> _GIVEN INSTRUCTION A_
Please answer these from the paper on sanitary works in large buildings:
(i) Where was the paper read?
(ii) What range of staff numbers does the term "large buildings" cover?
(iii) How many floors below ground level are sometimes provided in these buildings?
> _GIVEN INSTRUCTION B_
Carry on the paper on sanitary works in large buildings from its final sentence.

> _SELECTED EXTRACT_
☆ ☆ ☆ ☆ ☆

Hong Kong Builder
SANITARY WORKS IN LARGE BUILDINGS
By W. C. Easdale, F. R. San.I., F.I.S.E., M.S.E., and
Donald Easdale, M.S.E., AMISE.
A Paper read at a Sessional Meeting of the Institution held at Caxton Hall, Westminster, S.W.1, on Friday, 14th October, 1938, the President, Lieut.-Col. F. C. Temple, C.I.E., M.Inst.C.E., M.I.Mech.E., F.R.San.I., occupying the Chair.
SCOPE OF PAPER.
The term "large buildings" in the title of this paper refers to large banks and other office buildings in which staffs varying in number from 400 up to 4,000 are employed. In order to keep the paper within reasonable limits, it is confined to soil and rainwater drainage and plumbing works and to special features which do not occur in ordinary domestic sanitation.
DRAINAGE SYSTEM.
Owing to the very high value of the sites of most of these buildings, every effort is made to obtain the greatest possible amount of floor space in the limited area available, with the result that, in addition to eight or more floors above ground level, two and sometimes three floors below ground level are provided. This means that the lowest floor is usually well below the level of the sewer in the street and the drains have to be suspended on walls or from floors.

☆ ☆ ☆ ☆ ☆

> _COLLECTED MATERIAL_
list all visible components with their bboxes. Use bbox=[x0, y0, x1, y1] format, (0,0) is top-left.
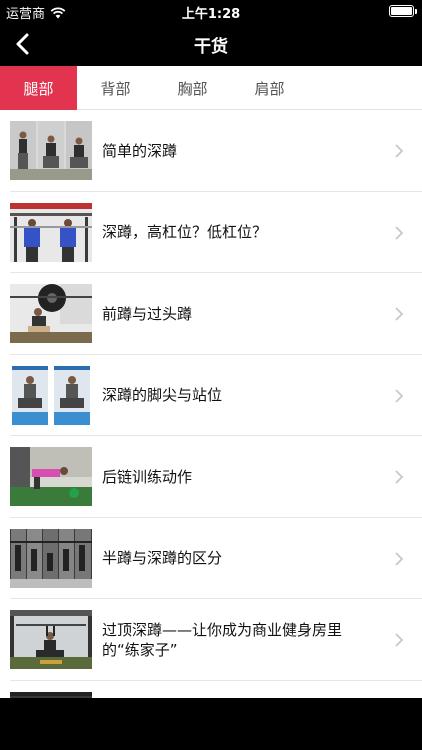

☆ ☆ ☆ ☆ ☆

> _ANSWER A_
(i) Caxton Hall, Westminster, S.W.1.
(ii) From 400 up to 4,000.
(iii) Sometimes three.

> _ANSWER B_
In preparing the layout of the drains, the Consulting Sanitary Engineer has to work to the preliminary drawings of the Architect and the Structural Engineer, and it often happens that the most suitable line for a drain is obstructed by a beam or by some architectural feature. In some cases a less suitable, but still possible, alternative line can be adopted, but where no alternative line is possible, it becomes necessary to ask the Architect or the Structural Engineer to make alterations in their drawings. An arch may be raised or a sub-ceiling provided by the Architect. A beam may be reduced in depth by substituting two shallow joists for one deep one, and in some cases holes have had to be cut in the webs of deep beams for the drains to pass through them. When it becomes necessary to make the connection to the public sewer before the building is completed, regard must be had to the fact that such buildings at that stage are still liable to settlement although it may be very slight. A settlement of one quarter or one eighth of an inch would be liable to crack even a cast iron drain. It is therefore desirable to provide a flexible joint on the sewer connection immediately outside the building or to insert a copper bend.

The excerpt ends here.